[start of DOCUMENT EXCERPT]

In general, it is impossible to solve the Euler equations for an arbitrary problem. This means that in practice when we want to find the hydrodynamic flow in a particular situation, we have to use computers and numerical methods to calculate an approximation to the solution.

Numerical simulation codes approximate the continuous mathematical solution by storing the values of the functions at discrete points. The values are stored using a finite precision format. On most CPUs nowadays numbers will be stored as 64-bit floating-point, but for codes running on GPUs, this might be reduced to 32 bits. In addition to the discretisation in space, the equations are normally integrated using discrete steps in time. All of these factors mean that the computer only stores part of the information of the exact function.

These discretisations mean that the continuous differential equations have to be turned into a prescription how to update the discrete values from one time step to the next. For each differential equation, there are numerous ways to translate them into a numerical algorithm. Each algorithm will make different approximations and introduce different errors into the system. In general, it is impossible for a numerical algorithm to reproduce the solutions of the mathematical equations exactly. This will have implications for the physics that will be simulated with the code. Talking in terms of the Euler equations, some numerical algorithms will have problems capturing shocks, while others might smear out the solutions. Even others might cause the density to turn negative in places. Making sure that physical invariants, such as mass, momentum, and energy are conserved by the algorithm is often an important aspect when designing a numerical scheme.

[end of DOCUMENT EXCERPT]
[start of LISTING]

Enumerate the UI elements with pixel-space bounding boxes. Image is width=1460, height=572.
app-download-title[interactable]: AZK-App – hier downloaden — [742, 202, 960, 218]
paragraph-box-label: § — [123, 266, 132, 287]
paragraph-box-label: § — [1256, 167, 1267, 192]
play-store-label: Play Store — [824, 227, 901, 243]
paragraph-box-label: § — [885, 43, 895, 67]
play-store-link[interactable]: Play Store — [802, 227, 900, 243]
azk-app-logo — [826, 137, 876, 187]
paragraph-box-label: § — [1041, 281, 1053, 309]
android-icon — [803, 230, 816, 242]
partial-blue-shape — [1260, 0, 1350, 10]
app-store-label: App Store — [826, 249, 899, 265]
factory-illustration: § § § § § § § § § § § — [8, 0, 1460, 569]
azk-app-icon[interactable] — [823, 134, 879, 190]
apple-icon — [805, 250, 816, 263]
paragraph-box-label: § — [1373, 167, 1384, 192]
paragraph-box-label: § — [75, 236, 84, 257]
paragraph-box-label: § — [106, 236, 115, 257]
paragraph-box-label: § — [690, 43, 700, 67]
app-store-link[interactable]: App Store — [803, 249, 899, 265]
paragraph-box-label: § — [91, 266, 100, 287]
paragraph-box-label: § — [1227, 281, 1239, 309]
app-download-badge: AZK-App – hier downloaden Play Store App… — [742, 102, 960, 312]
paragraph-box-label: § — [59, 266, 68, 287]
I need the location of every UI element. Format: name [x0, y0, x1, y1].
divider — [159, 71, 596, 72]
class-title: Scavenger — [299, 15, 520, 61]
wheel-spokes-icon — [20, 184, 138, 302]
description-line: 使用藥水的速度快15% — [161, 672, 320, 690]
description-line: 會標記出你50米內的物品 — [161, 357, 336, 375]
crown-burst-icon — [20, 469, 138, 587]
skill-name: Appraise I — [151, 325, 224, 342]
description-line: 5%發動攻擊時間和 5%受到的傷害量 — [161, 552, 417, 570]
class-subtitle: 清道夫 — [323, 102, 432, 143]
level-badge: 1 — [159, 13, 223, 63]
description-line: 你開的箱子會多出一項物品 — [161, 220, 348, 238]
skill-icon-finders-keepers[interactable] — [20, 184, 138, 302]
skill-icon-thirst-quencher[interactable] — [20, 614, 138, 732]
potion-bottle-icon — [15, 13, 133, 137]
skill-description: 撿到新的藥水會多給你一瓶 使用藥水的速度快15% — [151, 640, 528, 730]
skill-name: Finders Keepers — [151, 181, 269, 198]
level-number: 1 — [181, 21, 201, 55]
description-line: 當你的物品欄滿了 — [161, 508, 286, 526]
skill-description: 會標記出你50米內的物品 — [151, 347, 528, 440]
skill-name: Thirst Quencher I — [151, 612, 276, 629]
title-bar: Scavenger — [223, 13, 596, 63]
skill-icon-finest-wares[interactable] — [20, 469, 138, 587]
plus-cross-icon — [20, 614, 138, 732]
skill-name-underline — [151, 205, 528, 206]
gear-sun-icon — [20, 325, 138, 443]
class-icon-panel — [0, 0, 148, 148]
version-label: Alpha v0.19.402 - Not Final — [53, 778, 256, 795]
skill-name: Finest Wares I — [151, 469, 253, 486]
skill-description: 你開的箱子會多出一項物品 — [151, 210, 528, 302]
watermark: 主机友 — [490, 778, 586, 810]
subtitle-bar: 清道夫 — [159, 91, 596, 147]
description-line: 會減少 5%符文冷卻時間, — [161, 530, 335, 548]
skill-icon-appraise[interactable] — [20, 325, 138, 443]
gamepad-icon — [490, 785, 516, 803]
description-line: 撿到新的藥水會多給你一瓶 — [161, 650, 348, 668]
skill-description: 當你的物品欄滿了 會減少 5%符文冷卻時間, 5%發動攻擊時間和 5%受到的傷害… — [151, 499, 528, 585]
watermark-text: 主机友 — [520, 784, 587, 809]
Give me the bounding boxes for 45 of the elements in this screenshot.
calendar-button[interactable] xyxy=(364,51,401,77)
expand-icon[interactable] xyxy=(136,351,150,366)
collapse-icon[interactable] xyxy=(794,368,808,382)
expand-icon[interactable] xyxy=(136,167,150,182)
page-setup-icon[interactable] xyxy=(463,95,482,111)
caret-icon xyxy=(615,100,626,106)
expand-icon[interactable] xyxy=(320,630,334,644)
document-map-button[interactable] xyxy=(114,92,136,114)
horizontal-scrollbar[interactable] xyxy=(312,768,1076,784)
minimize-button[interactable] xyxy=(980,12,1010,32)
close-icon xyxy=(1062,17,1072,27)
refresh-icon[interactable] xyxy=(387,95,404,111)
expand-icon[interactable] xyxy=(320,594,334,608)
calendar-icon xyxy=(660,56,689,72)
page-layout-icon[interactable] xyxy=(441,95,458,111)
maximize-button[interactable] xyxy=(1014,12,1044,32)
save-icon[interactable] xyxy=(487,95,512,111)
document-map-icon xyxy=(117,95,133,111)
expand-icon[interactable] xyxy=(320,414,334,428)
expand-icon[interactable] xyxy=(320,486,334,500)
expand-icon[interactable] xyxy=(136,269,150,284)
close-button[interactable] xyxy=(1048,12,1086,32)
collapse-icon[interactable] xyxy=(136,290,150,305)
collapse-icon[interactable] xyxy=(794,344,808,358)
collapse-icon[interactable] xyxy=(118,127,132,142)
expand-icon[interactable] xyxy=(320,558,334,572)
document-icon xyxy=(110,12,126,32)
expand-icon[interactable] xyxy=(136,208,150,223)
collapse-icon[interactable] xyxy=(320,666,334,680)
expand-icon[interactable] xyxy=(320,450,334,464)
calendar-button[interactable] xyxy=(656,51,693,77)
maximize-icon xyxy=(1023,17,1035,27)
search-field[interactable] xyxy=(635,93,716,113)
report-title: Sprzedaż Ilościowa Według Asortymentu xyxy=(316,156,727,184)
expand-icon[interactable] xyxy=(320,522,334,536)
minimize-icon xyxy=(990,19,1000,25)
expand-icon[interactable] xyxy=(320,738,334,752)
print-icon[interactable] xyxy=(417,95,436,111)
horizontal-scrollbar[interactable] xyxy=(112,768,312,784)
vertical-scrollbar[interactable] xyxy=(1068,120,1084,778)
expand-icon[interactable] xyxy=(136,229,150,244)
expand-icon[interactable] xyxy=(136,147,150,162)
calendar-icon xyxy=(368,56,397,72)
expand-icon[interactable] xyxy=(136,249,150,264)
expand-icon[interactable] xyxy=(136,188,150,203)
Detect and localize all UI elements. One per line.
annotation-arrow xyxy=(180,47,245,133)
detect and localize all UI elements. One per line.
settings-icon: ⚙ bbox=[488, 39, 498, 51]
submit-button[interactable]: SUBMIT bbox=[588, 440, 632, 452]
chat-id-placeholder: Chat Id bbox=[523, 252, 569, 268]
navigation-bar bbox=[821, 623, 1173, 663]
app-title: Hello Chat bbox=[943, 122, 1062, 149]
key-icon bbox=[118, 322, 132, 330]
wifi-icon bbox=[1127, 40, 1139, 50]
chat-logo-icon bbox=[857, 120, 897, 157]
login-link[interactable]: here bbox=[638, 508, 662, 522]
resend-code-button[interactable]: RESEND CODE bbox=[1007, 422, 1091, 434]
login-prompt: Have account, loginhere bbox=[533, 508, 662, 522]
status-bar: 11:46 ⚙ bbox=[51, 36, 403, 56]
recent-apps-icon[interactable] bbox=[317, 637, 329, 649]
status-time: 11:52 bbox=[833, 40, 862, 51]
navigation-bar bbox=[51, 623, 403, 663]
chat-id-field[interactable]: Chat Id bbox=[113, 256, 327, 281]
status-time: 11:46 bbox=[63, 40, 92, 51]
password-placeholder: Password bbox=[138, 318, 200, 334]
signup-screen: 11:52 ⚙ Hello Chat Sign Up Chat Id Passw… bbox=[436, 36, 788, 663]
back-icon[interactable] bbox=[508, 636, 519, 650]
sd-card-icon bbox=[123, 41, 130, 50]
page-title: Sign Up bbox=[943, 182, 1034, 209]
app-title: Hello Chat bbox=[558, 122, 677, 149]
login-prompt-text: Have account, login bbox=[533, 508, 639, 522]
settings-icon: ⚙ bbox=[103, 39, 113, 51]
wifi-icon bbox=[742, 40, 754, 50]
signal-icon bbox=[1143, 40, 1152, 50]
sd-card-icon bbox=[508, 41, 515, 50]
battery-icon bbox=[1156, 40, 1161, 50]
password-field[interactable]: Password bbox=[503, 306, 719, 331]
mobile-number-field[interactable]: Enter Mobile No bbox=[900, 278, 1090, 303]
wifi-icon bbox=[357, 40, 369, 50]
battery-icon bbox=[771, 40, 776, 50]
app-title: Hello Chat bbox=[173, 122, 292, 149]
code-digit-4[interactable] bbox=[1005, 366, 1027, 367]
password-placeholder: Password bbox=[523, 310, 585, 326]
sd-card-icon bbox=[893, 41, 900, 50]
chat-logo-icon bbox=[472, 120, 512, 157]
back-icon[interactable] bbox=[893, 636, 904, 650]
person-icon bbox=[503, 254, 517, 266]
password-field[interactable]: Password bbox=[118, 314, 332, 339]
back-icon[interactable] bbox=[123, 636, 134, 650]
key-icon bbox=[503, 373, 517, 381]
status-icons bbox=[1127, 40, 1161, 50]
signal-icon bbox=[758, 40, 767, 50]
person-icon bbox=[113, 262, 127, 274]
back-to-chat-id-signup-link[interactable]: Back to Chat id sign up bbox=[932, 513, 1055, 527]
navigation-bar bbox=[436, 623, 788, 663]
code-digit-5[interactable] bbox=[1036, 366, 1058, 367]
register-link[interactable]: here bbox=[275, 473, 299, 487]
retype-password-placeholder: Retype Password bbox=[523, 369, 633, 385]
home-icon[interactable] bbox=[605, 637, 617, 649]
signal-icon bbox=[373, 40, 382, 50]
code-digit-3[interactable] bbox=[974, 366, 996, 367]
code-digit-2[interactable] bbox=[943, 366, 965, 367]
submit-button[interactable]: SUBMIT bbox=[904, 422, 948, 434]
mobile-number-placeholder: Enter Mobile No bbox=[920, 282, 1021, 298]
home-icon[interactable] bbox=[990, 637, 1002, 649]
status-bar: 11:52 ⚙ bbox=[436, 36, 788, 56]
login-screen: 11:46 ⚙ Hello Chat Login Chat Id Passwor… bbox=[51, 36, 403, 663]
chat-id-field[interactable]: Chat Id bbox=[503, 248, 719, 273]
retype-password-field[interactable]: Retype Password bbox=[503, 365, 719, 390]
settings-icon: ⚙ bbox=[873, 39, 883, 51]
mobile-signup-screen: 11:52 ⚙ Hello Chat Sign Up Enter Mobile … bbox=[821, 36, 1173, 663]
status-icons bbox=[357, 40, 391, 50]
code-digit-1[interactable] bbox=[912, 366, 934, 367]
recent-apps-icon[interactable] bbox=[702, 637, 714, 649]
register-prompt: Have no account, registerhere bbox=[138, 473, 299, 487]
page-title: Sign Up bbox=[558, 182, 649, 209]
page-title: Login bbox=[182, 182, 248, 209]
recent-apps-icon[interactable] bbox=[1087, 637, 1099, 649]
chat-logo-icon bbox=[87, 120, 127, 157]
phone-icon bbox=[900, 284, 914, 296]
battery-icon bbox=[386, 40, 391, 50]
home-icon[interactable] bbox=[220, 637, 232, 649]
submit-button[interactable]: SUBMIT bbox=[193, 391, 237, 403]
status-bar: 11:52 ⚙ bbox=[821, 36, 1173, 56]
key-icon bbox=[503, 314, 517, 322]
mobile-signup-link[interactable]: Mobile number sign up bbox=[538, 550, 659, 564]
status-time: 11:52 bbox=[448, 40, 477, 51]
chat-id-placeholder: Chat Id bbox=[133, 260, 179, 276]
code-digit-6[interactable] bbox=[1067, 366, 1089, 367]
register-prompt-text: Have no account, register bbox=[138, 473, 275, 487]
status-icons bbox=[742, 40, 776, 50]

[end of LISTING]

PROBLEMS AND TASKS
**1)** Sum up the text on numerical solutions of the Euler equations in two sentences.
**2)** From the text on numerical solutions of the Euler equations, copy word for word the passage starting with "In general, it is impossible to" and going on through "to the solution.".

ANSWERS BY TASK
**1)** Since the Euler equations generally can't be solved for an arbitrary problem, computers approximate the solution by storing values at discrete points in a finite precision format and stepping through time in discrete steps, so only part of the exact function's information is kept. Each way of turning the equations into an update algorithm makes its own approximations and errors, which can cause trouble capturing shocks, smear out solutions or make density negative, so conserving mass, momentum and energy is often an important part of designing a scheme.

**2)**
In general, it is impossible to solve the Euler equations for an arbitrary problem. This means that in practice when we want to find the hydrodynamic flow in a particular situation, we have to use computers and numerical methods to calculate an approximation to the solution.